Go through the entries below and collect each line with the string "сетей" in it.

Collection entries>
((

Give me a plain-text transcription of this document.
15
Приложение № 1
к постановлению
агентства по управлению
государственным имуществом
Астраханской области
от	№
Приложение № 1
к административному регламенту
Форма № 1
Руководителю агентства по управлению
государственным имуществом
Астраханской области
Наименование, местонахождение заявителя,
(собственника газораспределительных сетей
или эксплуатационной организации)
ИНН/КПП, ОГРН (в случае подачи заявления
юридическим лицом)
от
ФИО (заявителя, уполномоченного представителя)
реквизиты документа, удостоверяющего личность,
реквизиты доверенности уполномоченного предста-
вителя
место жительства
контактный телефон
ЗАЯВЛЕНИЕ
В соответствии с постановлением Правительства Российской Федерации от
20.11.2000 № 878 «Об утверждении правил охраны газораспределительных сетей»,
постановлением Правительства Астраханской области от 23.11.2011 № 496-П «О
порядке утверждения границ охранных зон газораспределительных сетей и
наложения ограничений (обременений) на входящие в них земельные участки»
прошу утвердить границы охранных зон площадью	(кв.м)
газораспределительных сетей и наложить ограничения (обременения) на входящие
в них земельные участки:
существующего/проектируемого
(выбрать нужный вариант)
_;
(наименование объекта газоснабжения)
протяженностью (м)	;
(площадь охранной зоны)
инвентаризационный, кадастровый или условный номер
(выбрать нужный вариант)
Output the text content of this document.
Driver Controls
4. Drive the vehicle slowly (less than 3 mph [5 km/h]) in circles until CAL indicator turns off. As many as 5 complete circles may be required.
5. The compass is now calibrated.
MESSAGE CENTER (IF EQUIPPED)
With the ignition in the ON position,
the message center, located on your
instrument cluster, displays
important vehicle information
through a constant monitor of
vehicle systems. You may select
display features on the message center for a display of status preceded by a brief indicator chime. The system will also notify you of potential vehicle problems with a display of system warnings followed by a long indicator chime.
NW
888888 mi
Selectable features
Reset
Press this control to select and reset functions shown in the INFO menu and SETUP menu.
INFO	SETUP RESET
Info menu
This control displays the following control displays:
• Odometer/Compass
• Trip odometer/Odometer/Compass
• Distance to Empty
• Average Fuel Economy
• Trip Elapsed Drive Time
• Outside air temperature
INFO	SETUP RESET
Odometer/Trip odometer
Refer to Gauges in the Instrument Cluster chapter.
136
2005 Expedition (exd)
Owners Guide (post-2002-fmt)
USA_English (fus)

))
((

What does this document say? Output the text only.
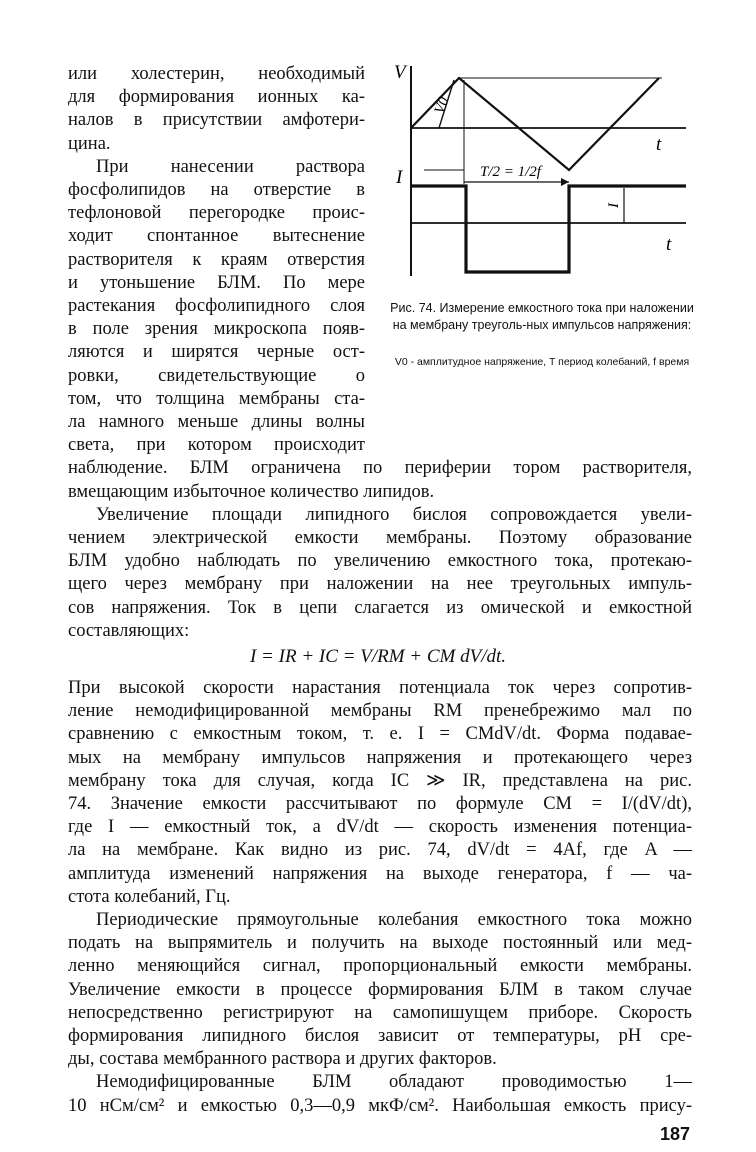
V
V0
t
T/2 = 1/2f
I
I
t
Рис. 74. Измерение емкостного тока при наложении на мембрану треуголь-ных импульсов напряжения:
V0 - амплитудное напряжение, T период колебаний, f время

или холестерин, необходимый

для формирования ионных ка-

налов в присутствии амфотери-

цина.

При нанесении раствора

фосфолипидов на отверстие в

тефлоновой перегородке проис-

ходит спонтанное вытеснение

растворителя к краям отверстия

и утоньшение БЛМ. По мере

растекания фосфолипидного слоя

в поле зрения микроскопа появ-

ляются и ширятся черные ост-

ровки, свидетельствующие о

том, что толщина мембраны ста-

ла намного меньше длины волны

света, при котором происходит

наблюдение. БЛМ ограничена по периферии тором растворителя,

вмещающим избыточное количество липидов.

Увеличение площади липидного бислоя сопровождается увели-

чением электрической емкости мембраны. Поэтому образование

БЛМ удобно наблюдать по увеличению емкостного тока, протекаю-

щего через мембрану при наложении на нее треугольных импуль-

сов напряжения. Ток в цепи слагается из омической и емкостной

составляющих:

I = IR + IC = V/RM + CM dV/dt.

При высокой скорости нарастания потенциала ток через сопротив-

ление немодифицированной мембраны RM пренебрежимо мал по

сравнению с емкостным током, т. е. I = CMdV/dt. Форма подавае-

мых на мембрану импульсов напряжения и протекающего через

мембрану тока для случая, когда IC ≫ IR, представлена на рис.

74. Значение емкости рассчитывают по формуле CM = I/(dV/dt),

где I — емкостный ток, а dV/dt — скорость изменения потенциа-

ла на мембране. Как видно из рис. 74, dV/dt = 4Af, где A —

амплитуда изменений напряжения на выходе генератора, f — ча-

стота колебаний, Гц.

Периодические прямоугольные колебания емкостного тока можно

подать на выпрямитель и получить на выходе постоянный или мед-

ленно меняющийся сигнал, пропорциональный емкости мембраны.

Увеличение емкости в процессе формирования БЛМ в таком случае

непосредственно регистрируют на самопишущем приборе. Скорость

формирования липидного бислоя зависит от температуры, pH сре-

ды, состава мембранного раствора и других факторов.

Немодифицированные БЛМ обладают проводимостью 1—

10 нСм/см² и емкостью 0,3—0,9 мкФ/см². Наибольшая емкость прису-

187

))

TASK RESULT>
(собственника газораспределительных сетей
20.11.2000 № 878 «Об утверждении правил охраны газораспределительных сетей»,
порядке утверждения границ охранных зон газораспределительных сетей и
газораспределительных сетей и наложить ограничения (обременения) на входящие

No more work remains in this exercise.